Problem: An exact copy of the records is required, minus the pictures they hold.

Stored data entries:
----
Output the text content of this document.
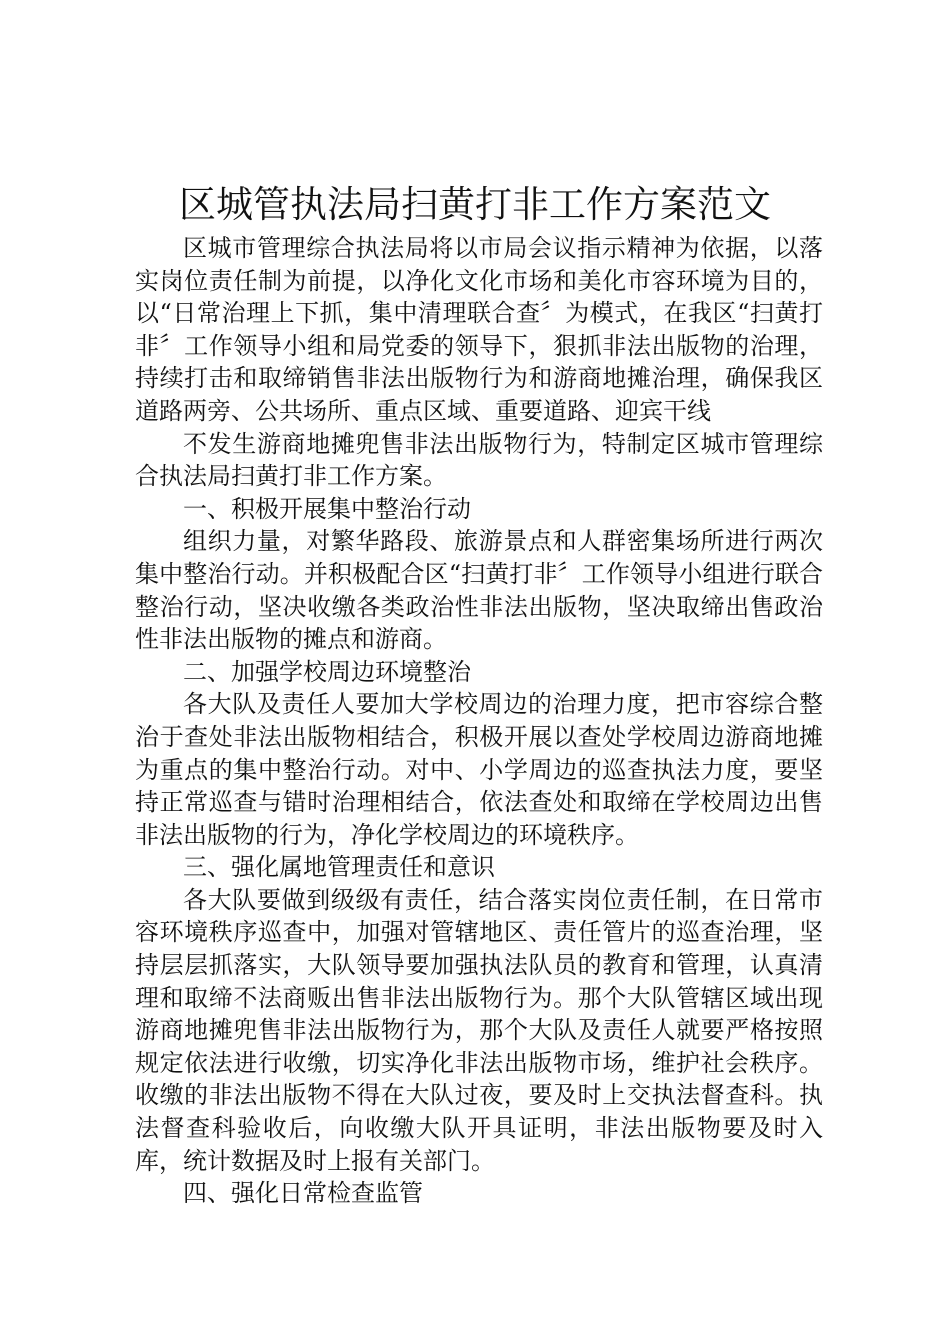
区城管执法局扫黄打非工作方案范文

区城市管理综合执法局将以市局会议指示精神为依据，以落实岗位责任制为前提，以净化文化市场和美化市容环境为目的，以“日常治理上下抓，集中清理联合查〞为模式，在我区“扫黄打非〞工作领导小组和局党委的领导下，狠抓非法出版物的治理，持续打击和取缔销售非法出版物行为和游商地摊治理，确保我区道路两旁、公共场所、重点区域、重要道路、迎宾干线

不发生游商地摊兜售非法出版物行为，特制定区城市管理综合执法局扫黄打非工作方案。

一、积极开展集中整治行动

组织力量，对繁华路段、旅游景点和人群密集场所进行两次集中整治行动。并积极配合区“扫黄打非〞工作领导小组进行联合整治行动，坚决收缴各类政治性非法出版物，坚决取缔出售政治性非法出版物的摊点和游商。

二、加强学校周边环境整治

各大队及责任人要加大学校周边的治理力度，把市容综合整治于查处非法出版物相结合，积极开展以查处学校周边游商地摊为重点的集中整治行动。对中、小学周边的巡查执法力度，要坚持正常巡查与错时治理相结合，依法查处和取缔在学校周边出售非法出版物的行为，净化学校周边的环境秩序。

三、强化属地管理责任和意识

各大队要做到级级有责任，结合落实岗位责任制，在日常市容环境秩序巡查中，加强对管辖地区、责任管片的巡查治理，坚持层层抓落实，大队领导要加强执法队员的教育和管理，认真清理和取缔不法商贩出售非法出版物行为。那个大队管辖区域出现游商地摊兜售非法出版物行为，那个大队及责任人就要严格按照规定依法进行收缴，切实净化非法出版物市场，维护社会秩序。收缴的非法出版物不得在大队过夜，要及时上交执法督查科。执法督查科验收后，向收缴大队开具证明，非法出版物要及时入库，统计数据及时上报有关部门。

四、强化日常检查监管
----
Output:
Output the text content of this document.
区城管执法局扫黄打非工作方案范文

区城市管理综合执法局将以市局会议指示精神为依据，以落实岗位责任制为前提，以净化文化市场和美化市容环境为目的，以“日常治理上下抓，集中清理联合查〞为模式，在我区“扫黄打非〞工作领导小组和局党委的领导下，狠抓非法出版物的治理，持续打击和取缔销售非法出版物行为和游商地摊治理，确保我区道路两旁、公共场所、重点区域、重要道路、迎宾干线

不发生游商地摊兜售非法出版物行为，特制定区城市管理综合执法局扫黄打非工作方案。

一、积极开展集中整治行动

组织力量，对繁华路段、旅游景点和人群密集场所进行两次集中整治行动。并积极配合区“扫黄打非〞工作领导小组进行联合整治行动，坚决收缴各类政治性非法出版物，坚决取缔出售政治性非法出版物的摊点和游商。

二、加强学校周边环境整治

各大队及责任人要加大学校周边的治理力度，把市容综合整治于查处非法出版物相结合，积极开展以查处学校周边游商地摊为重点的集中整治行动。对中、小学周边的巡查执法力度，要坚持正常巡查与错时治理相结合，依法查处和取缔在学校周边出售非法出版物的行为，净化学校周边的环境秩序。

三、强化属地管理责任和意识

各大队要做到级级有责任，结合落实岗位责任制，在日常市容环境秩序巡查中，加强对管辖地区、责任管片的巡查治理，坚持层层抓落实，大队领导要加强执法队员的教育和管理，认真清理和取缔不法商贩出售非法出版物行为。那个大队管辖区域出现游商地摊兜售非法出版物行为，那个大队及责任人就要严格按照规定依法进行收缴，切实净化非法出版物市场，维护社会秩序。收缴的非法出版物不得在大队过夜，要及时上交执法督查科。执法督查科验收后，向收缴大队开具证明，非法出版物要及时入库，统计数据及时上报有关部门。

四、强化日常检查监管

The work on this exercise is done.